*WRITTEN TASK*
Reproduce every line of the listing below verbatim, omitting the picture.

☆ ☆ ☆ ☆ ☆ ☆ ☆

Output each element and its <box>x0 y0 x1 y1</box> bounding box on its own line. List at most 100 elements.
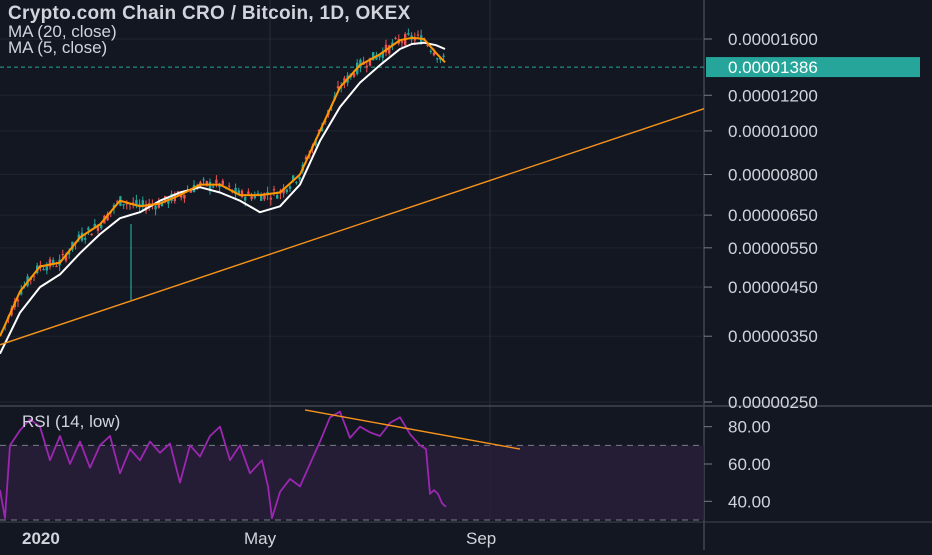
candle-body <box>20 290 23 295</box>
candle-body <box>384 44 388 53</box>
candle-body <box>317 130 320 132</box>
rsi-legend: RSI (14, low) <box>22 412 121 431</box>
rsi-band <box>0 445 704 520</box>
candle-body <box>426 44 429 47</box>
candle-body <box>237 190 240 196</box>
candle-body <box>432 52 436 56</box>
candle-body <box>352 73 356 77</box>
candle-body <box>45 266 48 271</box>
candle-body <box>61 254 64 256</box>
candle-body <box>407 32 410 35</box>
candle-body <box>77 234 80 240</box>
price-trendline <box>0 108 705 346</box>
candle-body <box>234 187 237 195</box>
candle-body <box>320 127 324 132</box>
candle-body <box>276 195 279 199</box>
candle-body <box>64 254 68 261</box>
price-axis-panel <box>704 0 932 550</box>
candle-body <box>100 224 103 229</box>
candle-body <box>416 34 420 36</box>
time-tick-label: 2020 <box>22 529 60 548</box>
candle-body <box>372 52 375 61</box>
candle-body <box>240 190 244 197</box>
price-tick-label: 0.00001000 <box>728 122 818 141</box>
ma5-line <box>0 36 446 337</box>
candle-body <box>215 179 218 184</box>
rsi-trendline <box>304 409 521 450</box>
candle-body <box>212 186 215 188</box>
candle-body <box>282 188 285 194</box>
candle-body <box>292 175 295 181</box>
rsi-tick-label: 80.00 <box>728 418 771 437</box>
last-price-tag <box>706 57 920 78</box>
candle-body <box>48 259 52 267</box>
price-tick-label: 0.00001600 <box>728 30 818 49</box>
candle-body <box>436 58 439 60</box>
candle-body <box>90 233 93 236</box>
candle-body <box>298 176 301 180</box>
candle-body <box>429 50 432 52</box>
candle-body <box>388 45 391 54</box>
candle-body <box>375 55 378 60</box>
candle-body <box>368 57 372 66</box>
candle-body <box>16 299 20 302</box>
candle-body <box>260 195 263 201</box>
price-tick-label: 0.00000800 <box>728 166 818 185</box>
candle-body <box>378 54 381 58</box>
candle-body <box>160 202 164 207</box>
candle-body <box>247 191 250 194</box>
candle-body <box>122 203 125 206</box>
candle-body <box>221 180 224 185</box>
candle-body <box>32 275 36 277</box>
candle-body <box>84 238 87 240</box>
candle-body <box>228 185 231 187</box>
candle-body <box>250 195 253 200</box>
candle-body <box>135 199 138 206</box>
price-tick-label: 0.00000450 <box>728 278 818 297</box>
candle-body <box>138 203 141 207</box>
candle-body <box>244 196 247 201</box>
candle-body <box>253 194 256 199</box>
price-tick-label: 0.00001200 <box>728 86 818 105</box>
candle-body <box>288 186 292 189</box>
candle-body <box>141 200 144 206</box>
ma5-legend: MA (5, close) <box>8 38 108 57</box>
candle-body <box>87 227 90 231</box>
time-tick-label: May <box>244 529 277 548</box>
candle-body <box>285 189 288 193</box>
candle-body <box>106 213 109 221</box>
price-tick-label: 0.00000550 <box>728 239 818 258</box>
rsi-tick-label: 40.00 <box>728 492 771 511</box>
price-tick-label: 0.00000350 <box>728 327 818 346</box>
candle-body <box>42 269 45 271</box>
candle-body <box>180 194 183 198</box>
candle-body <box>202 179 205 181</box>
rsi-tick-label: 60.00 <box>728 455 771 474</box>
candle-body <box>391 42 394 46</box>
candle-body <box>263 193 266 200</box>
chart-title: Crypto.com Chain CRO / Bitcoin, 1D, OKEX <box>8 3 411 24</box>
candle-body <box>183 194 186 199</box>
candle-body <box>381 51 384 58</box>
candle-body <box>272 189 276 191</box>
last-price-label: 0.00001386 <box>728 58 818 77</box>
candle-body <box>343 78 346 84</box>
candle-body <box>55 266 58 268</box>
candle-body <box>205 181 208 186</box>
candle-body <box>52 259 55 265</box>
candle-body <box>394 37 397 39</box>
candle-body <box>68 252 71 255</box>
ma20-line <box>0 41 446 355</box>
candle-body <box>170 193 173 201</box>
candle-body <box>96 225 100 232</box>
candle-body <box>199 181 202 185</box>
candle-body <box>116 201 119 203</box>
candle-body <box>125 203 128 205</box>
price-tick-label: 0.00000650 <box>728 206 818 225</box>
candle-body <box>93 223 96 228</box>
candle-body <box>365 65 368 68</box>
rsi-line <box>0 410 447 519</box>
ma20-legend: MA (20, close) <box>8 22 117 41</box>
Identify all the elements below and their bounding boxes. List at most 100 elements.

☆ ☆ ☆ ☆ ☆ ☆ ☆

*EXPECTED ANSWER*
Output each element and its <box>x0 y0 x1 y1</box> bounding box on its own line. List at most 100 elements.
candle-body <box>20 290 23 295</box>
candle-body <box>384 44 388 53</box>
candle-body <box>317 130 320 132</box>
rsi-legend: RSI (14, low) <box>22 412 121 431</box>
rsi-band <box>0 445 704 520</box>
candle-body <box>426 44 429 47</box>
candle-body <box>237 190 240 196</box>
candle-body <box>432 52 436 56</box>
candle-body <box>352 73 356 77</box>
candle-body <box>45 266 48 271</box>
candle-body <box>61 254 64 256</box>
candle-body <box>407 32 410 35</box>
candle-body <box>77 234 80 240</box>
price-trendline <box>0 108 705 346</box>
candle-body <box>234 187 237 195</box>
candle-body <box>320 127 324 132</box>
candle-body <box>276 195 279 199</box>
candle-body <box>64 254 68 261</box>
price-axis-panel <box>704 0 932 550</box>
candle-body <box>100 224 103 229</box>
candle-body <box>416 34 420 36</box>
time-tick-label: 2020 <box>22 529 60 548</box>
candle-body <box>372 52 375 61</box>
candle-body <box>240 190 244 197</box>
price-tick-label: 0.00001000 <box>728 122 818 141</box>
ma5-line <box>0 36 446 337</box>
candle-body <box>215 179 218 184</box>
rsi-trendline <box>304 409 521 450</box>
candle-body <box>212 186 215 188</box>
candle-body <box>282 188 285 194</box>
candle-body <box>292 175 295 181</box>
rsi-tick-label: 80.00 <box>728 418 771 437</box>
last-price-tag <box>706 57 920 78</box>
candle-body <box>48 259 52 267</box>
price-tick-label: 0.00001600 <box>728 30 818 49</box>
candle-body <box>436 58 439 60</box>
candle-body <box>90 233 93 236</box>
candle-body <box>298 176 301 180</box>
candle-body <box>429 50 432 52</box>
candle-body <box>388 45 391 54</box>
candle-body <box>375 55 378 60</box>
candle-body <box>368 57 372 66</box>
candle-body <box>16 299 20 302</box>
candle-body <box>260 195 263 201</box>
price-tick-label: 0.00000800 <box>728 166 818 185</box>
candle-body <box>378 54 381 58</box>
candle-body <box>160 202 164 207</box>
candle-body <box>247 191 250 194</box>
candle-body <box>122 203 125 206</box>
candle-body <box>221 180 224 185</box>
candle-body <box>32 275 36 277</box>
candle-body <box>84 238 87 240</box>
candle-body <box>228 185 231 187</box>
candle-body <box>250 195 253 200</box>
candle-body <box>135 199 138 206</box>
price-tick-label: 0.00000450 <box>728 278 818 297</box>
candle-body <box>138 203 141 207</box>
candle-body <box>244 196 247 201</box>
candle-body <box>253 194 256 199</box>
price-tick-label: 0.00001200 <box>728 86 818 105</box>
candle-body <box>288 186 292 189</box>
candle-body <box>141 200 144 206</box>
ma5-legend: MA (5, close) <box>8 38 108 57</box>
candle-body <box>87 227 90 231</box>
time-tick-label: May <box>244 529 277 548</box>
candle-body <box>285 189 288 193</box>
candle-body <box>106 213 109 221</box>
price-tick-label: 0.00000550 <box>728 239 818 258</box>
rsi-tick-label: 40.00 <box>728 492 771 511</box>
price-tick-label: 0.00000350 <box>728 327 818 346</box>
candle-body <box>42 269 45 271</box>
candle-body <box>180 194 183 198</box>
candle-body <box>202 179 205 181</box>
rsi-tick-label: 60.00 <box>728 455 771 474</box>
candle-body <box>391 42 394 46</box>
candle-body <box>263 193 266 200</box>
chart-title: Crypto.com Chain CRO / Bitcoin, 1D, OKEX <box>8 3 411 24</box>
candle-body <box>183 194 186 199</box>
candle-body <box>381 51 384 58</box>
candle-body <box>272 189 276 191</box>
last-price-label: 0.00001386 <box>728 58 818 77</box>
candle-body <box>343 78 346 84</box>
candle-body <box>55 266 58 268</box>
candle-body <box>205 181 208 186</box>
candle-body <box>52 259 55 265</box>
candle-body <box>394 37 397 39</box>
candle-body <box>68 252 71 255</box>
ma20-line <box>0 41 446 355</box>
candle-body <box>170 193 173 201</box>
candle-body <box>96 225 100 232</box>
candle-body <box>199 181 202 185</box>
candle-body <box>116 201 119 203</box>
candle-body <box>125 203 128 205</box>
price-tick-label: 0.00000650 <box>728 206 818 225</box>
candle-body <box>93 223 96 228</box>
candle-body <box>365 65 368 68</box>
rsi-line <box>0 410 447 519</box>
ma20-legend: MA (20, close) <box>8 22 117 41</box>
Identify all the elements below and their bounding boxes. List at most 100 elements.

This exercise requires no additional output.